§ **Exercise aim**:
All entries are to be quoted exactly; the images stay out of the copy.

Extracted data entries
___
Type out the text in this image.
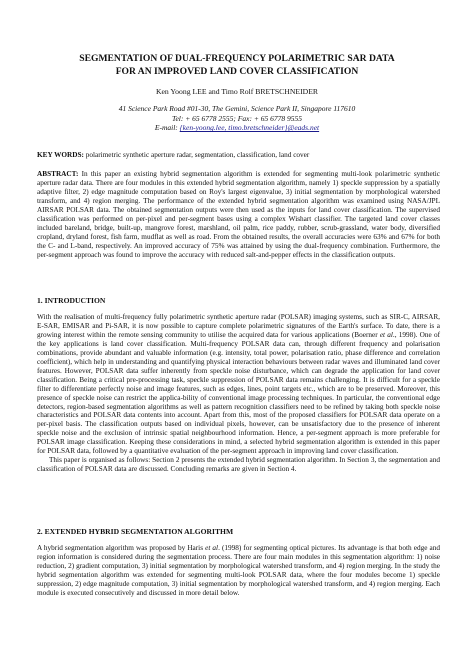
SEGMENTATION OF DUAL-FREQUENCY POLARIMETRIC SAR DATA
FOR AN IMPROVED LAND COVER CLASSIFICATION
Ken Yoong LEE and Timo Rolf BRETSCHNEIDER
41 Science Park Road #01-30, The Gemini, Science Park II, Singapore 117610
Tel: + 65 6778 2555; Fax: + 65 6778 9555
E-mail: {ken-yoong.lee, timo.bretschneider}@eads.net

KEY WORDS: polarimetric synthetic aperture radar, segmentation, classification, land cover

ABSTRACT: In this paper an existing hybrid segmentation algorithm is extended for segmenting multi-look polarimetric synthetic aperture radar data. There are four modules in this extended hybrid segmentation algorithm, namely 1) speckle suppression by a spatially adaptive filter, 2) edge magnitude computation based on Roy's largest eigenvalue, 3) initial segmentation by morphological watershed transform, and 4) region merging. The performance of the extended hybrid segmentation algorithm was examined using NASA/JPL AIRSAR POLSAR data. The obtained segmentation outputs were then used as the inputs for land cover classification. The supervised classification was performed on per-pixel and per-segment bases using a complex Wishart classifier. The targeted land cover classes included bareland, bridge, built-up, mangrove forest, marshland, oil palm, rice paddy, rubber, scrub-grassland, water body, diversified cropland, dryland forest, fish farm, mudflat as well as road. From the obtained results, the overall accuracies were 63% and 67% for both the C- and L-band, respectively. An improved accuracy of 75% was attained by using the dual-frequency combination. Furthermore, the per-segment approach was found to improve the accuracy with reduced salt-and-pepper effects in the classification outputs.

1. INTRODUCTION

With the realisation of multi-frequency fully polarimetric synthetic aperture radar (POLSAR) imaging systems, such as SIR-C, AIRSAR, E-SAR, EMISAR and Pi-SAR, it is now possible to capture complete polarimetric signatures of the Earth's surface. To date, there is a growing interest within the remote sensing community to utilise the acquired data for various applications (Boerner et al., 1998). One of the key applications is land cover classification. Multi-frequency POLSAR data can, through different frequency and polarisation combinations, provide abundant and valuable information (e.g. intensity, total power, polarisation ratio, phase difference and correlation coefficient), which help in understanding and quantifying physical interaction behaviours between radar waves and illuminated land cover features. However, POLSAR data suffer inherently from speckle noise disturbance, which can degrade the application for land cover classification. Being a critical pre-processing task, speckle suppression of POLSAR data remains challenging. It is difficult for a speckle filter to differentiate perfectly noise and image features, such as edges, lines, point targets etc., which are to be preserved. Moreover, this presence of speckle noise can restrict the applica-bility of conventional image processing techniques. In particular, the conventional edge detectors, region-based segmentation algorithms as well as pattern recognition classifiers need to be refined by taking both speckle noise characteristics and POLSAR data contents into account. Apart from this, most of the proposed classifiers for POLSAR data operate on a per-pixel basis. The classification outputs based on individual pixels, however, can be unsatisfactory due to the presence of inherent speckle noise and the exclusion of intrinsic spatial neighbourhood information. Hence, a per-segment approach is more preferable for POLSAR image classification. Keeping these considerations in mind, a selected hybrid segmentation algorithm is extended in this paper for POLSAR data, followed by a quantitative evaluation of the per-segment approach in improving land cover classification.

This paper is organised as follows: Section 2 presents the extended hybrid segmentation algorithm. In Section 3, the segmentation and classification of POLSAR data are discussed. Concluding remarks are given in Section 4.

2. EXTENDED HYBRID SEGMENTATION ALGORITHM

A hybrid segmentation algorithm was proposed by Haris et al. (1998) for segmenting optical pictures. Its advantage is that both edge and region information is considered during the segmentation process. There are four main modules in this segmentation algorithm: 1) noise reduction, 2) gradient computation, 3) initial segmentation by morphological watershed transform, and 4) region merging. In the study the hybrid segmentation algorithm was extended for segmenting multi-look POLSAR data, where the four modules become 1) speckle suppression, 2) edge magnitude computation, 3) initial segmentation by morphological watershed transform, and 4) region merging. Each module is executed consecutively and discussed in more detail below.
___
§ **Task solution**:
Type out the text in this image.
SEGMENTATION OF DUAL-FREQUENCY POLARIMETRIC SAR DATA
FOR AN IMPROVED LAND COVER CLASSIFICATION
Ken Yoong LEE and Timo Rolf BRETSCHNEIDER
41 Science Park Road #01-30, The Gemini, Science Park II, Singapore 117610
Tel: + 65 6778 2555; Fax: + 65 6778 9555
E-mail: {ken-yoong.lee, timo.bretschneider}@eads.net

KEY WORDS: polarimetric synthetic aperture radar, segmentation, classification, land cover

ABSTRACT: In this paper an existing hybrid segmentation algorithm is extended for segmenting multi-look polarimetric synthetic aperture radar data. There are four modules in this extended hybrid segmentation algorithm, namely 1) speckle suppression by a spatially adaptive filter, 2) edge magnitude computation based on Roy's largest eigenvalue, 3) initial segmentation by morphological watershed transform, and 4) region merging. The performance of the extended hybrid segmentation algorithm was examined using NASA/JPL AIRSAR POLSAR data. The obtained segmentation outputs were then used as the inputs for land cover classification. The supervised classification was performed on per-pixel and per-segment bases using a complex Wishart classifier. The targeted land cover classes included bareland, bridge, built-up, mangrove forest, marshland, oil palm, rice paddy, rubber, scrub-grassland, water body, diversified cropland, dryland forest, fish farm, mudflat as well as road. From the obtained results, the overall accuracies were 63% and 67% for both the C- and L-band, respectively. An improved accuracy of 75% was attained by using the dual-frequency combination. Furthermore, the per-segment approach was found to improve the accuracy with reduced salt-and-pepper effects in the classification outputs.

1. INTRODUCTION

With the realisation of multi-frequency fully polarimetric synthetic aperture radar (POLSAR) imaging systems, such as SIR-C, AIRSAR, E-SAR, EMISAR and Pi-SAR, it is now possible to capture complete polarimetric signatures of the Earth's surface. To date, there is a growing interest within the remote sensing community to utilise the acquired data for various applications (Boerner et al., 1998). One of the key applications is land cover classification. Multi-frequency POLSAR data can, through different frequency and polarisation combinations, provide abundant and valuable information (e.g. intensity, total power, polarisation ratio, phase difference and correlation coefficient), which help in understanding and quantifying physical interaction behaviours between radar waves and illuminated land cover features. However, POLSAR data suffer inherently from speckle noise disturbance, which can degrade the application for land cover classification. Being a critical pre-processing task, speckle suppression of POLSAR data remains challenging. It is difficult for a speckle filter to differentiate perfectly noise and image features, such as edges, lines, point targets etc., which are to be preserved. Moreover, this presence of speckle noise can restrict the applica-bility of conventional image processing techniques. In particular, the conventional edge detectors, region-based segmentation algorithms as well as pattern recognition classifiers need to be refined by taking both speckle noise characteristics and POLSAR data contents into account. Apart from this, most of the proposed classifiers for POLSAR data operate on a per-pixel basis. The classification outputs based on individual pixels, however, can be unsatisfactory due to the presence of inherent speckle noise and the exclusion of intrinsic spatial neighbourhood information. Hence, a per-segment approach is more preferable for POLSAR image classification. Keeping these considerations in mind, a selected hybrid segmentation algorithm is extended in this paper for POLSAR data, followed by a quantitative evaluation of the per-segment approach in improving land cover classification.

This paper is organised as follows: Section 2 presents the extended hybrid segmentation algorithm. In Section 3, the segmentation and classification of POLSAR data are discussed. Concluding remarks are given in Section 4.

2. EXTENDED HYBRID SEGMENTATION ALGORITHM

A hybrid segmentation algorithm was proposed by Haris et al. (1998) for segmenting optical pictures. Its advantage is that both edge and region information is considered during the segmentation process. There are four main modules in this segmentation algorithm: 1) noise reduction, 2) gradient computation, 3) initial segmentation by morphological watershed transform, and 4) region merging. In the study the hybrid segmentation algorithm was extended for segmenting multi-look POLSAR data, where the four modules become 1) speckle suppression, 2) edge magnitude computation, 3) initial segmentation by morphological watershed transform, and 4) region merging. Each module is executed consecutively and discussed in more detail below.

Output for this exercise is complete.